**Task to complete**.
Set down the lines of the listing exactly as they appear, starting at the line that contains "Patent image size: (1071, 883)." and ending at the line that contains "The third axial".

**Information given**.
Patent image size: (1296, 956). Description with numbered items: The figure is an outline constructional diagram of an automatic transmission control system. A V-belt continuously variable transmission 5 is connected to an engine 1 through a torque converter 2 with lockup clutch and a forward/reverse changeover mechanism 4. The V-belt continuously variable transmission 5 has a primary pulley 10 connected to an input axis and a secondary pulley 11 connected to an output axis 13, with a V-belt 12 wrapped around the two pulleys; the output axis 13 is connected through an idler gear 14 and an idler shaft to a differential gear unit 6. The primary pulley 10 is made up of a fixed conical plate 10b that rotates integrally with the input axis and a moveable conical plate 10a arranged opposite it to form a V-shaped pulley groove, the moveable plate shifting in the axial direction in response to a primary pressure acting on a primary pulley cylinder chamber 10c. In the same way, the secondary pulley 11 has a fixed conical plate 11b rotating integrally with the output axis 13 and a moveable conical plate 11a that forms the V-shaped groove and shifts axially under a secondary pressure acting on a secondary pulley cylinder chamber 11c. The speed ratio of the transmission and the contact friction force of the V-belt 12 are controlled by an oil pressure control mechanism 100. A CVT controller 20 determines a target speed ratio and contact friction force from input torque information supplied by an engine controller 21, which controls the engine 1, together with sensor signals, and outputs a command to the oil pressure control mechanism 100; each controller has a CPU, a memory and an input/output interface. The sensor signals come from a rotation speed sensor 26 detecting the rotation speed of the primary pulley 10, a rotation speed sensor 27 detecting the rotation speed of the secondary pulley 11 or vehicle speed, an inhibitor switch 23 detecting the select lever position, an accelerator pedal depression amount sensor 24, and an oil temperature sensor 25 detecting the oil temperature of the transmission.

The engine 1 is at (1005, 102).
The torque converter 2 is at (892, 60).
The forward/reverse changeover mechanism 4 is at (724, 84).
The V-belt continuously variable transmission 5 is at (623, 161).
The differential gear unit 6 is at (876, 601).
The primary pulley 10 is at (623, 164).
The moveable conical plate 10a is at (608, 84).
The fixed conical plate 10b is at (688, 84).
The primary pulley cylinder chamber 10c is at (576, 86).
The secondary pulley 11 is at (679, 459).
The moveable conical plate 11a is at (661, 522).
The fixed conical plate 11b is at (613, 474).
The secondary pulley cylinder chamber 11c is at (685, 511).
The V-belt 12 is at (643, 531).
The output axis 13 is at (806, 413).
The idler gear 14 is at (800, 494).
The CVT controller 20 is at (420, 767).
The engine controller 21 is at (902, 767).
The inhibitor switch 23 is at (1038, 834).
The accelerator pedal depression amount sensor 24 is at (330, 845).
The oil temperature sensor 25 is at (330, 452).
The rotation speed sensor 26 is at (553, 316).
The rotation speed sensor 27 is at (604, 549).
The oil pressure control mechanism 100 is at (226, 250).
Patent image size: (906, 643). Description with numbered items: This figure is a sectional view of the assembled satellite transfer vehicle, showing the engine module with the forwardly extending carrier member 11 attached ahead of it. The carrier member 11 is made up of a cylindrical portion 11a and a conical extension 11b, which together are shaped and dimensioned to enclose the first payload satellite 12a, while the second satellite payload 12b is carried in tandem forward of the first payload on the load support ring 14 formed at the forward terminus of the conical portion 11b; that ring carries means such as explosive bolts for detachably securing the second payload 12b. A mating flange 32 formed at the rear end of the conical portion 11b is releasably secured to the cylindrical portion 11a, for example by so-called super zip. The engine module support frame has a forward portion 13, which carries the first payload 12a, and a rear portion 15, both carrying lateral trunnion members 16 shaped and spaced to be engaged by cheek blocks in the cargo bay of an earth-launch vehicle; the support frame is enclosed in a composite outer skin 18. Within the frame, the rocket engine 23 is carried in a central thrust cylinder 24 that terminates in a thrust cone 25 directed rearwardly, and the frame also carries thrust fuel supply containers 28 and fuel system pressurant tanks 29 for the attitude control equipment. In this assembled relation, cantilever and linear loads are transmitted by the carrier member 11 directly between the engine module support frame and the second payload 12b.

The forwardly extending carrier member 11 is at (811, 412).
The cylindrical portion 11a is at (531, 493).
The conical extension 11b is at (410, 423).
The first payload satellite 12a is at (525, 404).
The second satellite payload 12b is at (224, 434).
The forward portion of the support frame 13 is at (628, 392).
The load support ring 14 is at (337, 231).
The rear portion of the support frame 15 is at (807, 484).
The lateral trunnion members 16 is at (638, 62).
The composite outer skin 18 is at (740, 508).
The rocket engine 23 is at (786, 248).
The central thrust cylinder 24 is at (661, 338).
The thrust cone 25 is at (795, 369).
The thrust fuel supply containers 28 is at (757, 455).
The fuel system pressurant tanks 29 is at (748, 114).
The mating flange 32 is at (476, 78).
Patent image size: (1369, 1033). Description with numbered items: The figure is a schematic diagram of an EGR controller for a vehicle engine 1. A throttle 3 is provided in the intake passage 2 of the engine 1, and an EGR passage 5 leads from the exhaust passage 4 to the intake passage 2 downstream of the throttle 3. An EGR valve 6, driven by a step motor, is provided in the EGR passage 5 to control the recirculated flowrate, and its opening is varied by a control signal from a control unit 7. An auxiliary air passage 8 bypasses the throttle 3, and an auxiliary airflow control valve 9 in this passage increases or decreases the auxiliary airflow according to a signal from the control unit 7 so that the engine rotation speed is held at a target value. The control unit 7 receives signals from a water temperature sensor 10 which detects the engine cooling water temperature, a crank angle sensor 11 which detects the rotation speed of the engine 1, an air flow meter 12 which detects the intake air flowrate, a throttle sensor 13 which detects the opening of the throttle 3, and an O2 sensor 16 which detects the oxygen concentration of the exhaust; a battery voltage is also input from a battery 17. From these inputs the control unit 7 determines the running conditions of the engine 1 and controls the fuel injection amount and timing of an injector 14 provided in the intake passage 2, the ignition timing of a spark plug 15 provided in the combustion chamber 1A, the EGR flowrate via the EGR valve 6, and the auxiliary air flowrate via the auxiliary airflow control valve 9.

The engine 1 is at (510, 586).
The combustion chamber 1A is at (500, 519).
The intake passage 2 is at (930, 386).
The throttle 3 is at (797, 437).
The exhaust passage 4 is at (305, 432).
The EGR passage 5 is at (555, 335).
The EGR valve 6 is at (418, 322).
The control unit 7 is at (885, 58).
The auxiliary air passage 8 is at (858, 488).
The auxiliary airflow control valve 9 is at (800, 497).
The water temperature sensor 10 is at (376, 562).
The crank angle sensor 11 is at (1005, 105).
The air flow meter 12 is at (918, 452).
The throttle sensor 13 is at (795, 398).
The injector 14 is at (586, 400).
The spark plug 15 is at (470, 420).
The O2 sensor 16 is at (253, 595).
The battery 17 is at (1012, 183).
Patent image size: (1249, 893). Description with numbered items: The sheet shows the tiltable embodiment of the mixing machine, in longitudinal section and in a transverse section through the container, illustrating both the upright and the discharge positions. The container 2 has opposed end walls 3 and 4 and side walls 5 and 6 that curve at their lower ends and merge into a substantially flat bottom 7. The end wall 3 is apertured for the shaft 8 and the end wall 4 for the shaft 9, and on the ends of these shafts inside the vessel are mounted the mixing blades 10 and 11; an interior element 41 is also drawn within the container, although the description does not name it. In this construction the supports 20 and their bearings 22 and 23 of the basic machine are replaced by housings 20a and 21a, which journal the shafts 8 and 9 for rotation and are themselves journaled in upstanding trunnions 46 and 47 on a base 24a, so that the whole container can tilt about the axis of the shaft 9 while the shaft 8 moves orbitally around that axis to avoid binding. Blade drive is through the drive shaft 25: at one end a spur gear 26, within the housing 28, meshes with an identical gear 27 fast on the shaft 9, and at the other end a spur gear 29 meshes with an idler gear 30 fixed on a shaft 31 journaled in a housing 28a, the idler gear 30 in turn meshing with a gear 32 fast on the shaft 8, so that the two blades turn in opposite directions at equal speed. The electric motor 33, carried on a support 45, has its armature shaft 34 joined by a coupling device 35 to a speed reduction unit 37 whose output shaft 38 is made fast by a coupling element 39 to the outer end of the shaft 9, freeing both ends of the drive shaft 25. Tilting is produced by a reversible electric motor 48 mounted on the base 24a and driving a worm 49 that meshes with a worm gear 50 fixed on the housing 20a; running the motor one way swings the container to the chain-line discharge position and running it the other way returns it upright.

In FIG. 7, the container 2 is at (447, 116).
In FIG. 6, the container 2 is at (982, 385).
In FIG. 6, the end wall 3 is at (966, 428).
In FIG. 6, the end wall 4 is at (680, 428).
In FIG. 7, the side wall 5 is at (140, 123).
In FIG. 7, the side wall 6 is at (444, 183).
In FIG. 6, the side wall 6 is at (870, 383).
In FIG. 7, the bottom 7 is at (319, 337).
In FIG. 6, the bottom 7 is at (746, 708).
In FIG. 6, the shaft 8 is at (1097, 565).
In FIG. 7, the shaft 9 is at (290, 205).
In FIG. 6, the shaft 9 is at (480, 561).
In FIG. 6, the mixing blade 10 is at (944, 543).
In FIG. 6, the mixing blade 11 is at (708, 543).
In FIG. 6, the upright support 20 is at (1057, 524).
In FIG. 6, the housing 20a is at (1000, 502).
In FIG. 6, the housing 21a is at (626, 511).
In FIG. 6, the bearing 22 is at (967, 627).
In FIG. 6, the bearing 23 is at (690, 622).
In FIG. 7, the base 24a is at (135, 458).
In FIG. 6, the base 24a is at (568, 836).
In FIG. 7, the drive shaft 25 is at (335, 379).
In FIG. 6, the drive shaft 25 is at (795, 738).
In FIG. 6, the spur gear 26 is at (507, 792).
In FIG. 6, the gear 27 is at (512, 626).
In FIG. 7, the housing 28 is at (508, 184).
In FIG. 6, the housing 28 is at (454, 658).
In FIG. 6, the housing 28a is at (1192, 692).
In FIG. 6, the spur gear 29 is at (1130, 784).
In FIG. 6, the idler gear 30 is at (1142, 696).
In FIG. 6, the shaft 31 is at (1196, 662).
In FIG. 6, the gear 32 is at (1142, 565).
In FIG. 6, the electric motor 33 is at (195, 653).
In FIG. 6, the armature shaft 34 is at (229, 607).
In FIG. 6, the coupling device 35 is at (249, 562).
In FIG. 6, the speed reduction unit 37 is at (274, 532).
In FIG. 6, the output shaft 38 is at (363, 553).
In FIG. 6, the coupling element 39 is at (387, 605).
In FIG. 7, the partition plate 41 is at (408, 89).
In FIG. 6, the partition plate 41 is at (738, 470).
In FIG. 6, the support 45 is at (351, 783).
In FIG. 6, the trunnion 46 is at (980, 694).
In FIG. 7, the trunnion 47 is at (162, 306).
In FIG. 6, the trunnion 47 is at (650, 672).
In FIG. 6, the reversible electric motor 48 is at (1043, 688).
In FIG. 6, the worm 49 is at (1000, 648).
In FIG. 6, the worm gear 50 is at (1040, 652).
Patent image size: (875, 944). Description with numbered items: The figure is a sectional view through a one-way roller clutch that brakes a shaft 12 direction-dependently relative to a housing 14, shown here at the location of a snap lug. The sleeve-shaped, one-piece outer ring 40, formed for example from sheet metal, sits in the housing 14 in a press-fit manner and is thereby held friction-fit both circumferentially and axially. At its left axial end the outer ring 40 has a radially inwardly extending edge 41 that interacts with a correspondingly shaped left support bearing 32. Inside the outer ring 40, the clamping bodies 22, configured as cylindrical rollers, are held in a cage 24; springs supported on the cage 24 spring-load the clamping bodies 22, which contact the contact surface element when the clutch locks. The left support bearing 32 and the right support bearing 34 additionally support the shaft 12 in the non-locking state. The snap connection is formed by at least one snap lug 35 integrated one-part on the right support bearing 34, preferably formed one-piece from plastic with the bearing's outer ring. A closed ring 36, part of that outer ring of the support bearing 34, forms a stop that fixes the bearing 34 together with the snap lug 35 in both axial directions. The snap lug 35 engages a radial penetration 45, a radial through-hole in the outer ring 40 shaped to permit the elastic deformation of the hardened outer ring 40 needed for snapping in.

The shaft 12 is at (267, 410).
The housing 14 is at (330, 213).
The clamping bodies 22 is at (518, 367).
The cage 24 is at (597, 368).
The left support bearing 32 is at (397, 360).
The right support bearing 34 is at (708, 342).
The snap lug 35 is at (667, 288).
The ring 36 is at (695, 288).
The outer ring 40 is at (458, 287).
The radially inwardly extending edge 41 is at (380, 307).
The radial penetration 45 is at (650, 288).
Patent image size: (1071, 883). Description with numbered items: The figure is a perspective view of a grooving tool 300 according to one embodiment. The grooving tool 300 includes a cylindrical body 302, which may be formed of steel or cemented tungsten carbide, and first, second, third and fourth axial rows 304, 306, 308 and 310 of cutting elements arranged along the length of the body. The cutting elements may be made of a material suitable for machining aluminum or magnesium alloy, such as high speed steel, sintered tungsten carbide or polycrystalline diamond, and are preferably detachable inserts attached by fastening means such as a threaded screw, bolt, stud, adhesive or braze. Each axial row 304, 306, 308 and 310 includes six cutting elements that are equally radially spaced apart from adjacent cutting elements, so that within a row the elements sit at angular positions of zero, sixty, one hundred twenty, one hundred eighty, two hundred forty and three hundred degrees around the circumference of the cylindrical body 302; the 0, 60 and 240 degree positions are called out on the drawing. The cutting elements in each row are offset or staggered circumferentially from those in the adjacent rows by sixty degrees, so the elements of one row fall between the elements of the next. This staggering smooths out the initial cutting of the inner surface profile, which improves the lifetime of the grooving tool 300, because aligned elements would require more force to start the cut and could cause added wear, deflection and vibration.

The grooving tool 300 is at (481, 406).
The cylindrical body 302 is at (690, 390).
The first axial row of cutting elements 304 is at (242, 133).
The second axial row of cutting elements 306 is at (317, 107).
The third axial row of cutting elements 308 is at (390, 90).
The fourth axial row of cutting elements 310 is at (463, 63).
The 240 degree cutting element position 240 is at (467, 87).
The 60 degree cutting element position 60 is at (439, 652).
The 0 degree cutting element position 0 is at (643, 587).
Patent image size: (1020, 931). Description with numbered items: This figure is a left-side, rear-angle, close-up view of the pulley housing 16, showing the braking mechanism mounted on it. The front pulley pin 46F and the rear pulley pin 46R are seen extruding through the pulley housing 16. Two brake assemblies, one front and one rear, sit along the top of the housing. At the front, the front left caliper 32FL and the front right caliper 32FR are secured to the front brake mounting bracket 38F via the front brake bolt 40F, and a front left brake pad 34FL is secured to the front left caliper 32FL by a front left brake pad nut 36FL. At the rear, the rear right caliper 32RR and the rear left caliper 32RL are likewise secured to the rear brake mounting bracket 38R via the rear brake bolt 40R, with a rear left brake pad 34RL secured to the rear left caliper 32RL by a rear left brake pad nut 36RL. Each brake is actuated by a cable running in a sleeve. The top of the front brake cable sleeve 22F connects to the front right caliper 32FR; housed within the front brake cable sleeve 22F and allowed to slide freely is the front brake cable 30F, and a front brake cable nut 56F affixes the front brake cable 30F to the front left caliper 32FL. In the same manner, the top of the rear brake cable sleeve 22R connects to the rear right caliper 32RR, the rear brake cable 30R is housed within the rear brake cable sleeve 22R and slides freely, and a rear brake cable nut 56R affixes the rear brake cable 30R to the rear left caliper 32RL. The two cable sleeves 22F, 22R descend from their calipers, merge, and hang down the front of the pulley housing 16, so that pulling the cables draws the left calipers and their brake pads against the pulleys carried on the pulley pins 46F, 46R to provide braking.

**Solution**.
Patent image size: (1071, 883). Description with numbered items: The figure is a perspective view of a grooving tool 300 according to one embodiment. The grooving tool 300 includes a cylindrical body 302, which may be formed of steel or cemented tungsten carbide, and first, second, third and fourth axial rows 304, 306, 308 and 310 of cutting elements arranged along the length of the body. The cutting elements may be made of a material suitable for machining aluminum or magnesium alloy, such as high speed steel, sintered tungsten carbide or polycrystalline diamond, and are preferably detachable inserts attached by fastening means such as a threaded screw, bolt, stud, adhesive or braze. Each axial row 304, 306, 308 and 310 includes six cutting elements that are equally radially spaced apart from adjacent cutting elements, so that within a row the elements sit at angular positions of zero, sixty, one hundred twenty, one hundred eighty, two hundred forty and three hundred degrees around the circumference of the cylindrical body 302; the 0, 60 and 240 degree positions are called out on the drawing. The cutting elements in each row are offset or staggered circumferentially from those in the adjacent rows by sixty degrees, so the elements of one row fall between the elements of the next. This staggering smooths out the initial cutting of the inner surface profile, which improves the lifetime of the grooving tool 300, because aligned elements would require more force to start the cut and could cause added wear, deflection and vibration.

The grooving tool 300 is at (481, 406).
The cylindrical body 302 is at (690, 390).
The first axial row of cutting elements 304 is at (242, 133).
The second axial row of cutting elements 306 is at (317, 107).
The third axial row of cutting elements 308 is at (390, 90).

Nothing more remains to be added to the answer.